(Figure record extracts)
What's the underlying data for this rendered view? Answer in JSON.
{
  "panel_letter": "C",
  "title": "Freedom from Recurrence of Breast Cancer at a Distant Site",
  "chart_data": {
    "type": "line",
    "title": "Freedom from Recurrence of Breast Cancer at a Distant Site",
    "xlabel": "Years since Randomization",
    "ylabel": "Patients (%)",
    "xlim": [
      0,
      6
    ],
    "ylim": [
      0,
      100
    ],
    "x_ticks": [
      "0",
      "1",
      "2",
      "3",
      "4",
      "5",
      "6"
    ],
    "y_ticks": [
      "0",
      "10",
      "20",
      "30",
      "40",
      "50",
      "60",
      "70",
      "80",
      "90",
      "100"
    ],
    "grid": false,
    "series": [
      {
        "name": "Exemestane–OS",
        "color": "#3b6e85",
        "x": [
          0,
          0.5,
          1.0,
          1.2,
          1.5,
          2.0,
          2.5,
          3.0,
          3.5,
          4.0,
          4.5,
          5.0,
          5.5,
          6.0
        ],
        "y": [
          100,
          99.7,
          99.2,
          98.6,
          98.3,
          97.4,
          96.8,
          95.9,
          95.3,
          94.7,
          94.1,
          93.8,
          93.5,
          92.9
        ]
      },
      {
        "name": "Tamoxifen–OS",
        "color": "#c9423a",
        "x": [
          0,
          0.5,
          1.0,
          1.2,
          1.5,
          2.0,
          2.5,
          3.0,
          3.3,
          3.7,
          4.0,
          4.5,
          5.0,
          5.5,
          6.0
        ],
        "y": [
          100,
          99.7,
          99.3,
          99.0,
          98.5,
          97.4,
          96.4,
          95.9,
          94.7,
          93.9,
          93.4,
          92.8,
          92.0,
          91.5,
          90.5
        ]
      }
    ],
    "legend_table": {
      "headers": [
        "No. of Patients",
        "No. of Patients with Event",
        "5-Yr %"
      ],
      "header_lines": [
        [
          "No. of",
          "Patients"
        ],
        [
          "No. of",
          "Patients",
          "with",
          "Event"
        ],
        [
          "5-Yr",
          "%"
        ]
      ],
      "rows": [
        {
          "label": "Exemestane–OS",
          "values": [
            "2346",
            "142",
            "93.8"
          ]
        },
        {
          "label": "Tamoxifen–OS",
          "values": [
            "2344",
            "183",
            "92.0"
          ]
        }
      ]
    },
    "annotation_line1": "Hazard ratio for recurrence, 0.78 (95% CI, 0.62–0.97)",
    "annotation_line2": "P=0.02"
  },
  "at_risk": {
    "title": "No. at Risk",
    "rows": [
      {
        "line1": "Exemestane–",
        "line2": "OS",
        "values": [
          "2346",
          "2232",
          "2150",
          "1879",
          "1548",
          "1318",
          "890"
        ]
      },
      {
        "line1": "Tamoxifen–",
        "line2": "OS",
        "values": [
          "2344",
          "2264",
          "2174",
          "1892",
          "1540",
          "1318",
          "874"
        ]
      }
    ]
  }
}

**Aim of the task**
With "Tamoxifen" as the word to match, copy each line of the records that has it.

**Response**
        "name": "Tamoxifen–OS",
          "label": "Tamoxifen–OS",
        "line1": "Tamoxifen–",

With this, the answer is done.